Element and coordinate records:
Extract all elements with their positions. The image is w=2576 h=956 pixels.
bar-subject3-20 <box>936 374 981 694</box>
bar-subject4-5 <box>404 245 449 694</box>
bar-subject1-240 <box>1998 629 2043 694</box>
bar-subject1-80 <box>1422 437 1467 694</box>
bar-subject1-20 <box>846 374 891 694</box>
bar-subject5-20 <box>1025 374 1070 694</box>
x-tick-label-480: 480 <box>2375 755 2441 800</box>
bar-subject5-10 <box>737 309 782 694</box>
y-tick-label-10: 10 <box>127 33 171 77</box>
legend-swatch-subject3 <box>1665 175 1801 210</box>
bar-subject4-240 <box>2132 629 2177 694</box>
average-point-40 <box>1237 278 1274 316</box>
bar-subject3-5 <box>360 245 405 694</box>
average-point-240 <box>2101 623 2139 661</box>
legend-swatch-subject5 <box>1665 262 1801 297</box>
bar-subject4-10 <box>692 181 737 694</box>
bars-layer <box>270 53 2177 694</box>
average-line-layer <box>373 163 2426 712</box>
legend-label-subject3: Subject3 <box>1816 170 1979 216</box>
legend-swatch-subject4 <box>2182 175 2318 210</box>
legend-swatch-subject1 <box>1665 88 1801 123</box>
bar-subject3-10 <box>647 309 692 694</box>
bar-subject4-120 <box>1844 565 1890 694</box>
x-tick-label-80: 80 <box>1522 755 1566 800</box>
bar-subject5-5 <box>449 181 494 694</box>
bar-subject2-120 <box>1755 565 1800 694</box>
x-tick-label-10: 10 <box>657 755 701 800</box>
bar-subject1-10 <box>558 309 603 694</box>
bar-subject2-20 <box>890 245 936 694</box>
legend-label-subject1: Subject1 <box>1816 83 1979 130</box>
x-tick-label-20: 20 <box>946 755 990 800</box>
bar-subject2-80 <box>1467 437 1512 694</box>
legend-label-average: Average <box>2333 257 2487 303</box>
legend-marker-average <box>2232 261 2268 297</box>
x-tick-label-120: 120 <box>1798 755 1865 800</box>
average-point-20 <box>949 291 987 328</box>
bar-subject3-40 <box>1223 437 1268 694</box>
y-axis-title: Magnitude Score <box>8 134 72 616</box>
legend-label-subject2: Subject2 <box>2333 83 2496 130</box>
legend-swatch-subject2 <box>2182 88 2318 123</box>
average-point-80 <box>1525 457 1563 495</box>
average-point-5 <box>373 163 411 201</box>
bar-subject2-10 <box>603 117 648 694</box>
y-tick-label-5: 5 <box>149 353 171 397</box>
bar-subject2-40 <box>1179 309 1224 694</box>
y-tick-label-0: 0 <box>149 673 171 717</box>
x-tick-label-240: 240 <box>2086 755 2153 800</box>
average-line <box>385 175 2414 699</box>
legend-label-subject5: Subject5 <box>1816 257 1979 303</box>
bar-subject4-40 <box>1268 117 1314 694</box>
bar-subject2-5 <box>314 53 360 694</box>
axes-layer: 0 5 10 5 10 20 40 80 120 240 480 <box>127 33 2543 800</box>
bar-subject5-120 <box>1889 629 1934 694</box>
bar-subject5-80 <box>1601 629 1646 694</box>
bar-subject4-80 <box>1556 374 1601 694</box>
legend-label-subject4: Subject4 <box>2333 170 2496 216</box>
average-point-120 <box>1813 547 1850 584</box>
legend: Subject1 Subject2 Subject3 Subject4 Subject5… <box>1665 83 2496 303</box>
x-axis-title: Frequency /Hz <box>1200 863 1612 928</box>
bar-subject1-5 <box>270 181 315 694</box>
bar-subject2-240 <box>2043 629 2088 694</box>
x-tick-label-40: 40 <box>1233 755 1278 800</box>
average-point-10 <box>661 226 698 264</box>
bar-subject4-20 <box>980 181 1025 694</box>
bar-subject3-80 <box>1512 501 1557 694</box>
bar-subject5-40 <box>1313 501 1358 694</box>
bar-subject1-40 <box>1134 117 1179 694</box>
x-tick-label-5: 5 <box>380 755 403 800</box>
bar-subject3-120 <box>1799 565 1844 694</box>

- REQUIREMENT
Output the data above word for word, from its very first line through the line containing "bar-subject1-240 <box>1998 629 2043 694</box>", including both of those lines, and nothing after that.

- ANSWER TO THIS PROBLEM
Extract all elements with their positions. The image is w=2576 h=956 pixels.
bar-subject3-20 <box>936 374 981 694</box>
bar-subject4-5 <box>404 245 449 694</box>
bar-subject1-240 <box>1998 629 2043 694</box>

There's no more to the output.